* Required work *
Narrow the data below down to the lines containing "frac".
◆ ◆ ◆ ◆
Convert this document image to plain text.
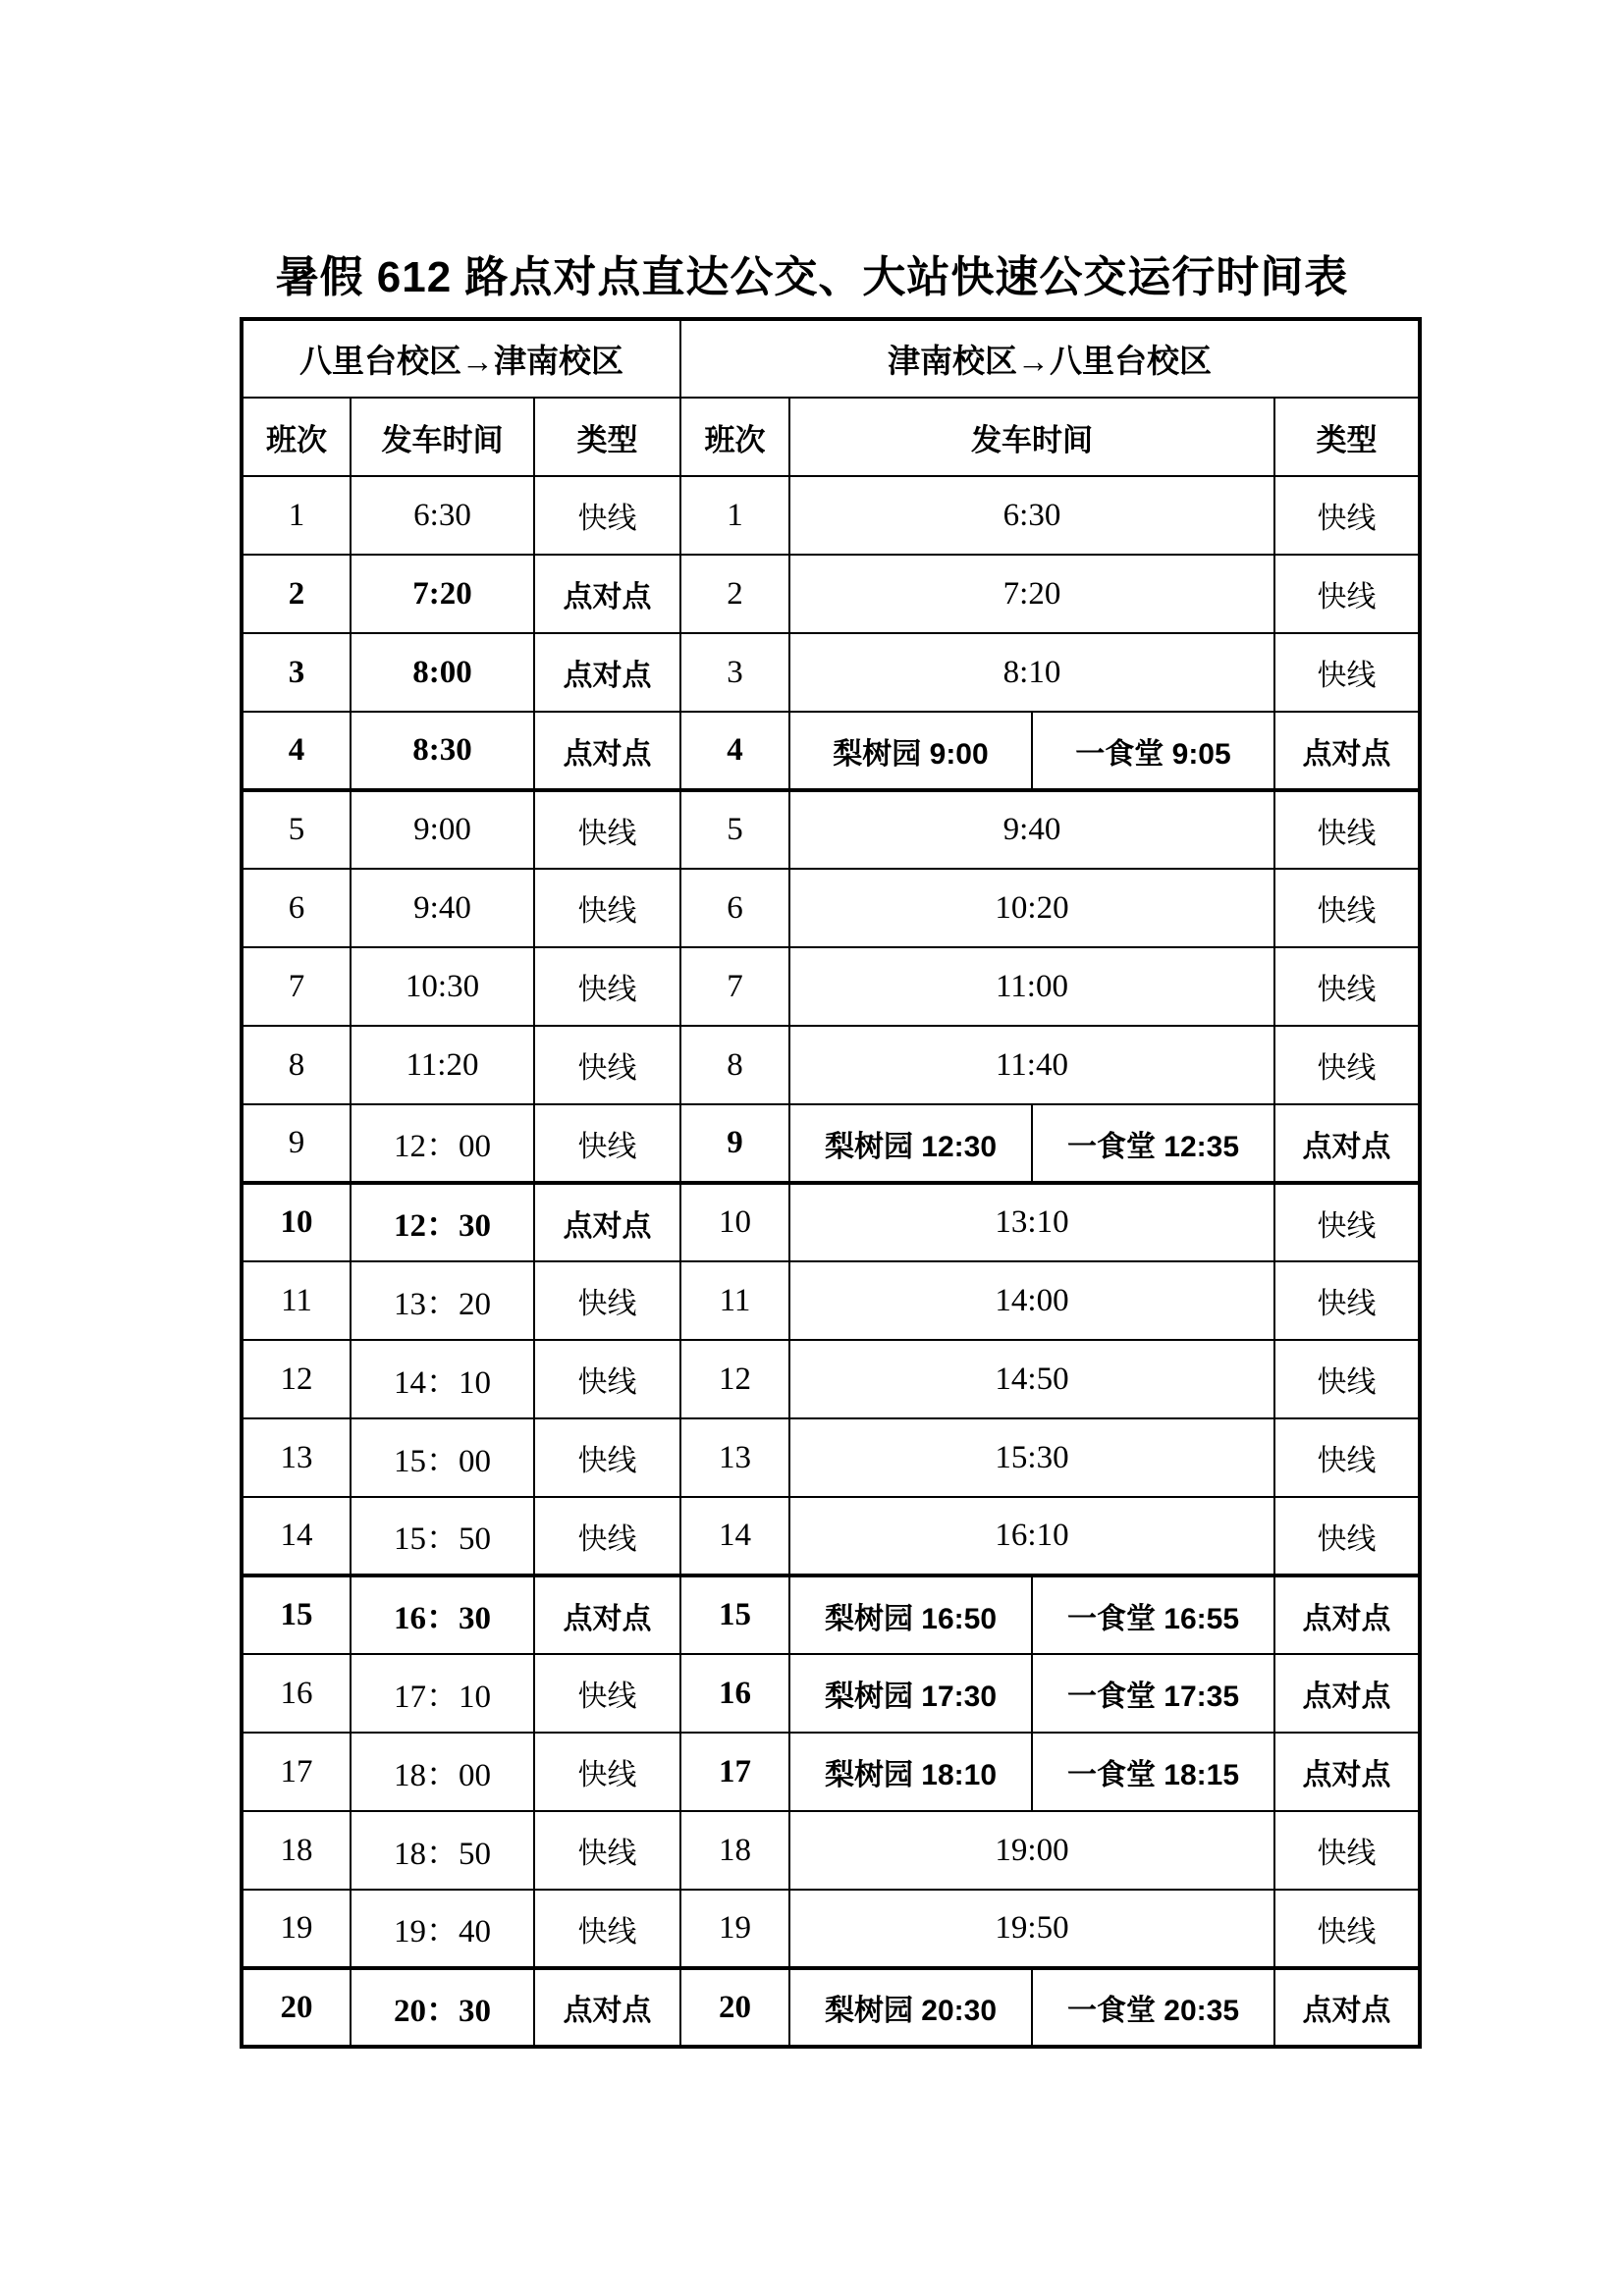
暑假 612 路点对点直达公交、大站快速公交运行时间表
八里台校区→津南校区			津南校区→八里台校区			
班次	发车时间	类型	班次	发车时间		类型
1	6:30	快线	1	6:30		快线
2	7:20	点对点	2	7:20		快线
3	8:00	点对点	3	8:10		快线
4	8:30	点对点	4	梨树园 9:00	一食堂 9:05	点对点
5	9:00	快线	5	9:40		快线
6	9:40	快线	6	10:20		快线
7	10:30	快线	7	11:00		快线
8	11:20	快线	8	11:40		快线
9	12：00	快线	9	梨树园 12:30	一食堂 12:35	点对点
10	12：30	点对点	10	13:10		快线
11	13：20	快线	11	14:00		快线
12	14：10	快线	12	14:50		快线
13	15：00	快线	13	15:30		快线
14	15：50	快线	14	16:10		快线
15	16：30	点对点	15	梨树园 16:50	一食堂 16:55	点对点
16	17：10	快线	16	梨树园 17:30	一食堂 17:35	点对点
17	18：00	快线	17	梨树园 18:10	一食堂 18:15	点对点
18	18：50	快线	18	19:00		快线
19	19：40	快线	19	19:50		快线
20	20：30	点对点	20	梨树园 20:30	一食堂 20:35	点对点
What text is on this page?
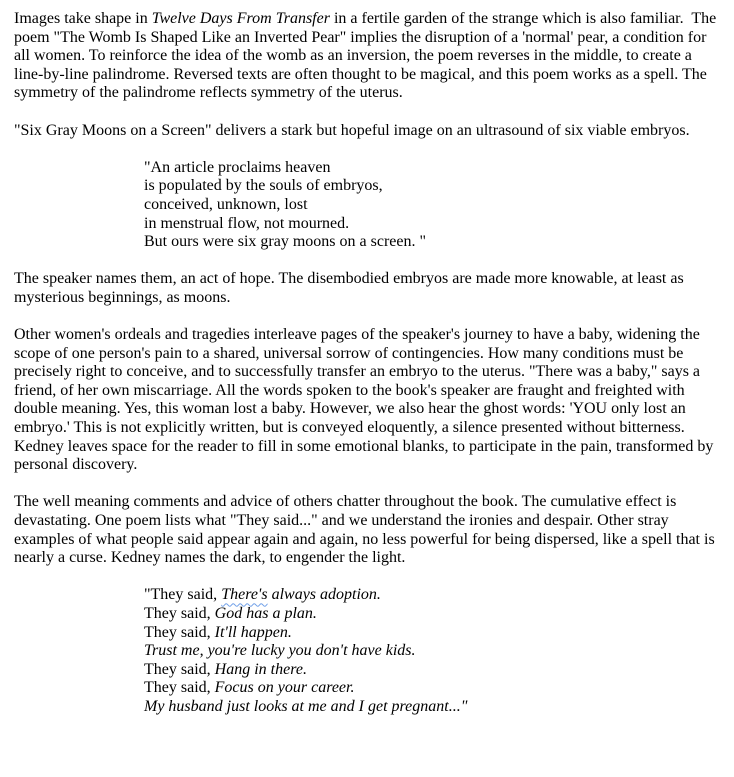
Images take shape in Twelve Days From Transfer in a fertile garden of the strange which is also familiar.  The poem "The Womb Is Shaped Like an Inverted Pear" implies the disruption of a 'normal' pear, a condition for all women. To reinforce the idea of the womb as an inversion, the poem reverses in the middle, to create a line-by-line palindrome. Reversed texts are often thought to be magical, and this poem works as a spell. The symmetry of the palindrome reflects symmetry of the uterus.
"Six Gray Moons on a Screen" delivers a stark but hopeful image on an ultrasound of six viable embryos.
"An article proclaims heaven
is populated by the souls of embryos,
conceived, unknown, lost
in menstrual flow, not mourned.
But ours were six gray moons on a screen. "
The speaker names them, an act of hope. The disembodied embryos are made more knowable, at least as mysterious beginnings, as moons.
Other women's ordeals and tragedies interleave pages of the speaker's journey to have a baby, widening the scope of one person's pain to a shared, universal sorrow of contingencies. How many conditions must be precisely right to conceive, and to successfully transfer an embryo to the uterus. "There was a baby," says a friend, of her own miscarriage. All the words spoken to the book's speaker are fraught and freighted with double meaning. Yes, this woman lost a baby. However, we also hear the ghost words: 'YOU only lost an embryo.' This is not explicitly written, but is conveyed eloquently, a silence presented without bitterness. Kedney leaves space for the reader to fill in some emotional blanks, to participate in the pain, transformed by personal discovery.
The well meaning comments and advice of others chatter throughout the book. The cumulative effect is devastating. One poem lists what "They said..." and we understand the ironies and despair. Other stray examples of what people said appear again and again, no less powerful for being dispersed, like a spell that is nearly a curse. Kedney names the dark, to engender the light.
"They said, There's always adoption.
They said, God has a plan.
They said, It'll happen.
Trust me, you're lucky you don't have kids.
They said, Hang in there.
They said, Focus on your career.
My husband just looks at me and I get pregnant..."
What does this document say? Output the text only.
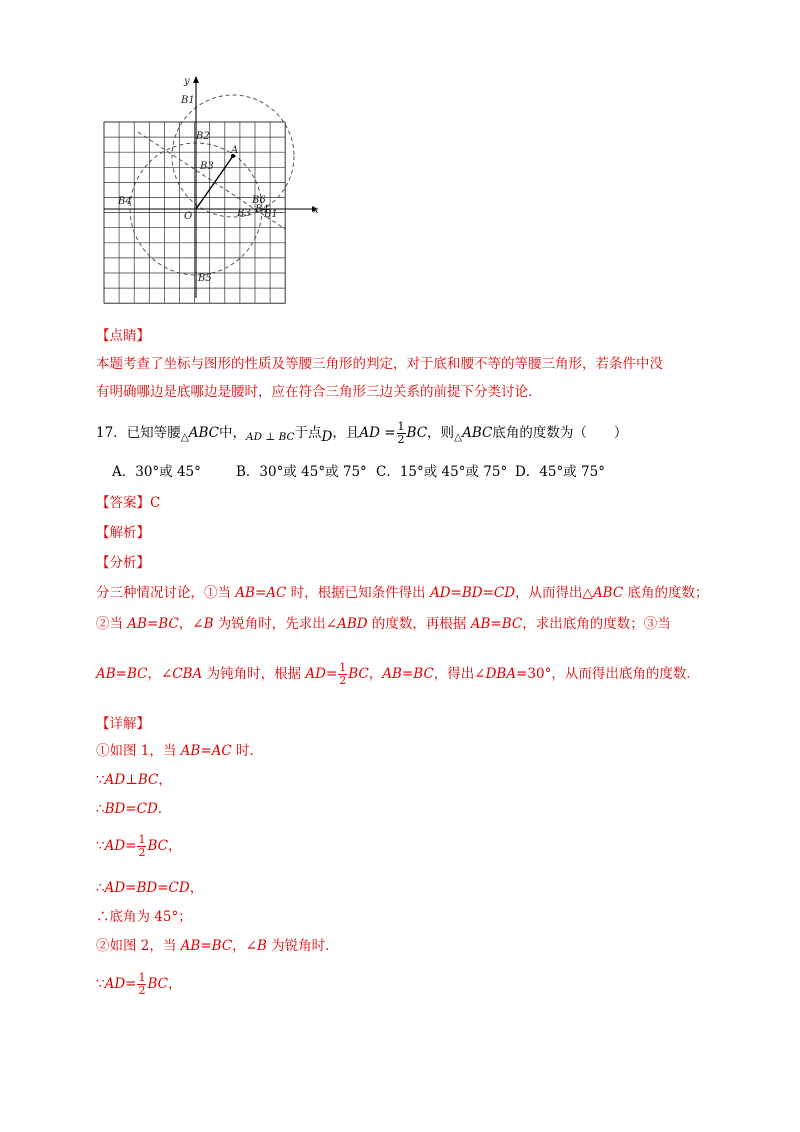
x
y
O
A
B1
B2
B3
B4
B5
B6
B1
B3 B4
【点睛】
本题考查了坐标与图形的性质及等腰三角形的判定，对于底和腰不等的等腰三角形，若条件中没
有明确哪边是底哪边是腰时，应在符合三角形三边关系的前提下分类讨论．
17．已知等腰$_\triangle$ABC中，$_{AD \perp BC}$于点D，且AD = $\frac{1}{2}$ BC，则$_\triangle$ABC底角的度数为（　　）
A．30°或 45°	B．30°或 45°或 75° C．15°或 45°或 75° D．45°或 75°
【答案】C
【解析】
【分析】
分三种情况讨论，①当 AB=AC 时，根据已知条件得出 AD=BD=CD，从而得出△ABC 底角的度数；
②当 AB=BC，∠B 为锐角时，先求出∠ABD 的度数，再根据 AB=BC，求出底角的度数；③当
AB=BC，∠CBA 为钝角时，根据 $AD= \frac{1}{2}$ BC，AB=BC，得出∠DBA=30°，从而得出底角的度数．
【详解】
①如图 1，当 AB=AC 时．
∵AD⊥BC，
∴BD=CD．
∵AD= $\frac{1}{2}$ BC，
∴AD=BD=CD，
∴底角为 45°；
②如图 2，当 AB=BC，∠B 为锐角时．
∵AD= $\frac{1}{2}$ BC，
◆ ◆ ◆ ◆
* Answer *
17．已知等腰$_\triangle$ABC中，$_{AD \perp BC}$于点D，且AD = $\frac{1}{2}$ BC，则$_\triangle$ABC底角的度数为（　　）
AB=BC，∠CBA 为钝角时，根据 $AD= \frac{1}{2}$ BC，AB=BC，得出∠DBA=30°，从而得出底角的度数．
∵AD= $\frac{1}{2}$ BC，
∵AD= $\frac{1}{2}$ BC，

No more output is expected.